- WRITTEN INSTRUCTION
Copy each line exactly.

- STORED ROWS

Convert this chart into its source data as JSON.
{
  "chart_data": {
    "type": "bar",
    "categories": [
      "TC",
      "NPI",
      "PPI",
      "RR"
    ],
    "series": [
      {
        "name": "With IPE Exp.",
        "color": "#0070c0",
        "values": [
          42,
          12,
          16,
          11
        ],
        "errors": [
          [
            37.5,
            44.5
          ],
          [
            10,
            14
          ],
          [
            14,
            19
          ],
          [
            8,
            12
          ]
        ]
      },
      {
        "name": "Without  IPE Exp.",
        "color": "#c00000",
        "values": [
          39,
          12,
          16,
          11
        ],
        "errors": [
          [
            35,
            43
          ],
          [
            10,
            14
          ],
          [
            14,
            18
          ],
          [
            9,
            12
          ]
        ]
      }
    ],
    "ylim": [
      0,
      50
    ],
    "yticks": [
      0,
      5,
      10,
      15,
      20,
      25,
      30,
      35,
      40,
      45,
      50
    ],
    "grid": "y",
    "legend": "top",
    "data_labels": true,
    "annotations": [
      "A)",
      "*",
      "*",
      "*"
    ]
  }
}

- OUTPUT
Convert this chart into its source data as JSON.
{
  "chart_data": {
    "type": "bar",
    "categories": [
      "TC",
      "NPI",
      "PPI",
      "RR"
    ],
    "series": [
      {
        "name": "With IPE Exp.",
        "color": "#0070c0",
        "values": [
          42,
          12,
          16,
          11
        ],
        "errors": [
          [
            37.5,
            44.5
          ],
          [
            10,
            14
          ],
          [
            14,
            19
          ],
          [
            8,
            12
          ]
        ]
      },
      {
        "name": "Without  IPE Exp.",
        "color": "#c00000",
        "values": [
          39,
          12,
          16,
          11
        ],
        "errors": [
          [
            35,
            43
          ],
          [
            10,
            14
          ],
          [
            14,
            18
          ],
          [
            9,
            12
          ]
        ]
      }
    ],
    "ylim": [
      0,
      50
    ],
    "yticks": [
      0,
      5,
      10,
      15,
      20,
      25,
      30,
      35,
      40,
      45,
      50
    ],
    "grid": "y",
    "legend": "top",
    "data_labels": true,
    "annotations": [
      "A)",
      "*",
      "*",
      "*"
    ]
  }
}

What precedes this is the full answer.